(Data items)
•••••
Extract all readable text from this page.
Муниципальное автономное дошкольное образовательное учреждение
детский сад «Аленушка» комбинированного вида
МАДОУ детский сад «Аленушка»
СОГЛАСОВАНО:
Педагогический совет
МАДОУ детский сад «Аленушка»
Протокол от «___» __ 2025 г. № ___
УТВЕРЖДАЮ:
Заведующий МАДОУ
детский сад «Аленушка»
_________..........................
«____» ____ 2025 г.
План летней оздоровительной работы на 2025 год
•••••
Output the records above in their entirety, exactly.

Extract all readable text from this page.
Муниципальное автономное дошкольное образовательное учреждение
детский сад «Аленушка» комбинированного вида
МАДОУ детский сад «Аленушка»
СОГЛАСОВАНО:
Педагогический совет
МАДОУ детский сад «Аленушка»
Протокол от «___» __ 2025 г. № ___
УТВЕРЖДАЮ:
Заведующий МАДОУ
детский сад «Аленушка»
_________..........................
«____» ____ 2025 г.
План летней оздоровительной работы на 2025 год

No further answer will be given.